**Records for the task:**
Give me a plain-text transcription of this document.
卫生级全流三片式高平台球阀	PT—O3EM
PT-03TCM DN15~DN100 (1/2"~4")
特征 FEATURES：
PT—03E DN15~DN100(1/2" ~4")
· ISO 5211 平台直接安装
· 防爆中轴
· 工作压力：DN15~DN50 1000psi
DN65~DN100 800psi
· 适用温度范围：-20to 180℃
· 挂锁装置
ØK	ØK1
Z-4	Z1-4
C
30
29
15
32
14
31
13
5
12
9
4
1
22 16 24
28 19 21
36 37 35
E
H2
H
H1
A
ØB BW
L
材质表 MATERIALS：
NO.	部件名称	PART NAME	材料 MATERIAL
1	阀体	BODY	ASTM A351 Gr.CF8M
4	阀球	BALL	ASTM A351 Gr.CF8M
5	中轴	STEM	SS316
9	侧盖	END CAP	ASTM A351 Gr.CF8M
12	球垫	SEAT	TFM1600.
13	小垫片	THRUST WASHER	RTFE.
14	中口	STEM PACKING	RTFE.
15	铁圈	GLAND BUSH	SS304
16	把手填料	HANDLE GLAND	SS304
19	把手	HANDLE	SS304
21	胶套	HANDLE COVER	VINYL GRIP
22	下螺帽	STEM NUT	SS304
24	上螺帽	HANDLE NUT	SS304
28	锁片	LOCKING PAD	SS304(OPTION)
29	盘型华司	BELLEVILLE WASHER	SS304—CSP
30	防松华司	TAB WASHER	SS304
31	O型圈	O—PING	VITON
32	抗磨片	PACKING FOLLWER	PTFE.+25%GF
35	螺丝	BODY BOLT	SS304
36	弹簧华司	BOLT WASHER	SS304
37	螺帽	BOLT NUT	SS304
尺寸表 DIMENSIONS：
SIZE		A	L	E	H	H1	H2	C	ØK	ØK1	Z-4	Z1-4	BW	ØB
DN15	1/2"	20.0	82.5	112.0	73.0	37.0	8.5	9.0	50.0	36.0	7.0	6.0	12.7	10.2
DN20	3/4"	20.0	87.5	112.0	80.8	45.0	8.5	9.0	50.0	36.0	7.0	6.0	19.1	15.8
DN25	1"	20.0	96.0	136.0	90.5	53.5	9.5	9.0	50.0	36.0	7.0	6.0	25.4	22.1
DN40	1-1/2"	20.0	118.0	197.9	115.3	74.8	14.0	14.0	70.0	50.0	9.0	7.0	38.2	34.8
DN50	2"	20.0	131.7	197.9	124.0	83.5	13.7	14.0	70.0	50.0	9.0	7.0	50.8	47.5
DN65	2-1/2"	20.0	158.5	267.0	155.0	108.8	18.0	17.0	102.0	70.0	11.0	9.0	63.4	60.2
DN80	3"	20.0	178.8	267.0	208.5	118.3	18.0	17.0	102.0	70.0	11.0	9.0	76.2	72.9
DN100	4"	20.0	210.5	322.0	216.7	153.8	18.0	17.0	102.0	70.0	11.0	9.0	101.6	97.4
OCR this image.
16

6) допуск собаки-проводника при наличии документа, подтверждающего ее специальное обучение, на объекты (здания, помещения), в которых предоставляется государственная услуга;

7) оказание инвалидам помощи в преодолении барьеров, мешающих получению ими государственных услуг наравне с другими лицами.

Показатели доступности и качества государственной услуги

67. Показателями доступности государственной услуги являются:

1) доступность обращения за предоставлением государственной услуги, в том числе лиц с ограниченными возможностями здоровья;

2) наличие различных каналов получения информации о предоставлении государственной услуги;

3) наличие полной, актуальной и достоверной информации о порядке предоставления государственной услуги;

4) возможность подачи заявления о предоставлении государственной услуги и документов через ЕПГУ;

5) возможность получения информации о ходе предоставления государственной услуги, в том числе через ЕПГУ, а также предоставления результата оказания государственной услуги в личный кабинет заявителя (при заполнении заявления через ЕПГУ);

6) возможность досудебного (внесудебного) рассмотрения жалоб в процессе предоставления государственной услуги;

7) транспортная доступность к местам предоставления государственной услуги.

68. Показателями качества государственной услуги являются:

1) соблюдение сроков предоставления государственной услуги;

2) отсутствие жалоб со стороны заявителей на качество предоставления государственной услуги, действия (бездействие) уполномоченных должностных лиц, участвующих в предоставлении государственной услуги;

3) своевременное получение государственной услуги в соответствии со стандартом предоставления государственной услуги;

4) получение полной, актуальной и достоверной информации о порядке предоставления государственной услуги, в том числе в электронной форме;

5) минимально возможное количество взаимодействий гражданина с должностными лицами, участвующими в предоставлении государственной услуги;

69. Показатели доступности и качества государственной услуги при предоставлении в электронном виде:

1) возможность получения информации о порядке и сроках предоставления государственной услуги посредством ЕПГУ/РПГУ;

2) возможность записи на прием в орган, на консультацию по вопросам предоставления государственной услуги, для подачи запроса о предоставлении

**Given task:** Return the whole listing exactly.

**Reply to the exercise:**
Give me a plain-text transcription of this document.
卫生级全流三片式高平台球阀	PT—O3EM
PT-03TCM DN15~DN100 (1/2"~4")
特征 FEATURES：
PT—03E DN15~DN100(1/2" ~4")
· ISO 5211 平台直接安装
· 防爆中轴
· 工作压力：DN15~DN50 1000psi
DN65~DN100 800psi
· 适用温度范围：-20to 180℃
· 挂锁装置
ØK	ØK1
Z-4	Z1-4
C
30
29
15
32
14
31
13
5
12
9
4
1
22 16 24
28 19 21
36 37 35
E
H2
H
H1
A
ØB BW
L
材质表 MATERIALS：
NO.	部件名称	PART NAME	材料 MATERIAL
1	阀体	BODY	ASTM A351 Gr.CF8M
4	阀球	BALL	ASTM A351 Gr.CF8M
5	中轴	STEM	SS316
9	侧盖	END CAP	ASTM A351 Gr.CF8M
12	球垫	SEAT	TFM1600.
13	小垫片	THRUST WASHER	RTFE.
14	中口	STEM PACKING	RTFE.
15	铁圈	GLAND BUSH	SS304
16	把手填料	HANDLE GLAND	SS304
19	把手	HANDLE	SS304
21	胶套	HANDLE COVER	VINYL GRIP
22	下螺帽	STEM NUT	SS304
24	上螺帽	HANDLE NUT	SS304
28	锁片	LOCKING PAD	SS304(OPTION)
29	盘型华司	BELLEVILLE WASHER	SS304—CSP
30	防松华司	TAB WASHER	SS304
31	O型圈	O—PING	VITON
32	抗磨片	PACKING FOLLWER	PTFE.+25%GF
35	螺丝	BODY BOLT	SS304
36	弹簧华司	BOLT WASHER	SS304
37	螺帽	BOLT NUT	SS304
尺寸表 DIMENSIONS：
SIZE		A	L	E	H	H1	H2	C	ØK	ØK1	Z-4	Z1-4	BW	ØB
DN15	1/2"	20.0	82.5	112.0	73.0	37.0	8.5	9.0	50.0	36.0	7.0	6.0	12.7	10.2
DN20	3/4"	20.0	87.5	112.0	80.8	45.0	8.5	9.0	50.0	36.0	7.0	6.0	19.1	15.8
DN25	1"	20.0	96.0	136.0	90.5	53.5	9.5	9.0	50.0	36.0	7.0	6.0	25.4	22.1
DN40	1-1/2"	20.0	118.0	197.9	115.3	74.8	14.0	14.0	70.0	50.0	9.0	7.0	38.2	34.8
DN50	2"	20.0	131.7	197.9	124.0	83.5	13.7	14.0	70.0	50.0	9.0	7.0	50.8	47.5
DN65	2-1/2"	20.0	158.5	267.0	155.0	108.8	18.0	17.0	102.0	70.0	11.0	9.0	63.4	60.2
DN80	3"	20.0	178.8	267.0	208.5	118.3	18.0	17.0	102.0	70.0	11.0	9.0	76.2	72.9
DN100	4"	20.0	210.5	322.0	216.7	153.8	18.0	17.0	102.0	70.0	11.0	9.0	101.6	97.4
OCR this image.
16

6) допуск собаки-проводника при наличии документа, подтверждающего ее специальное обучение, на объекты (здания, помещения), в которых предоставляется государственная услуга;

7) оказание инвалидам помощи в преодолении барьеров, мешающих получению ими государственных услуг наравне с другими лицами.

Показатели доступности и качества государственной услуги

67. Показателями доступности государственной услуги являются:

1) доступность обращения за предоставлением государственной услуги, в том числе лиц с ограниченными возможностями здоровья;

2) наличие различных каналов получения информации о предоставлении государственной услуги;

3) наличие полной, актуальной и достоверной информации о порядке предоставления государственной услуги;

4) возможность подачи заявления о предоставлении государственной услуги и документов через ЕПГУ;

5) возможность получения информации о ходе предоставления государственной услуги, в том числе через ЕПГУ, а также предоставления результата оказания государственной услуги в личный кабинет заявителя (при заполнении заявления через ЕПГУ);

6) возможность досудебного (внесудебного) рассмотрения жалоб в процессе предоставления государственной услуги;

7) транспортная доступность к местам предоставления государственной услуги.

68. Показателями качества государственной услуги являются:

1) соблюдение сроков предоставления государственной услуги;

2) отсутствие жалоб со стороны заявителей на качество предоставления государственной услуги, действия (бездействие) уполномоченных должностных лиц, участвующих в предоставлении государственной услуги;

3) своевременное получение государственной услуги в соответствии со стандартом предоставления государственной услуги;

4) получение полной, актуальной и достоверной информации о порядке предоставления государственной услуги, в том числе в электронной форме;

5) минимально возможное количество взаимодействий гражданина с должностными лицами, участвующими в предоставлении государственной услуги;

69. Показатели доступности и качества государственной услуги при предоставлении в электронном виде:

1) возможность получения информации о порядке и сроках предоставления государственной услуги посредством ЕПГУ/РПГУ;

2) возможность записи на прием в орган, на консультацию по вопросам предоставления государственной услуги, для подачи запроса о предоставлении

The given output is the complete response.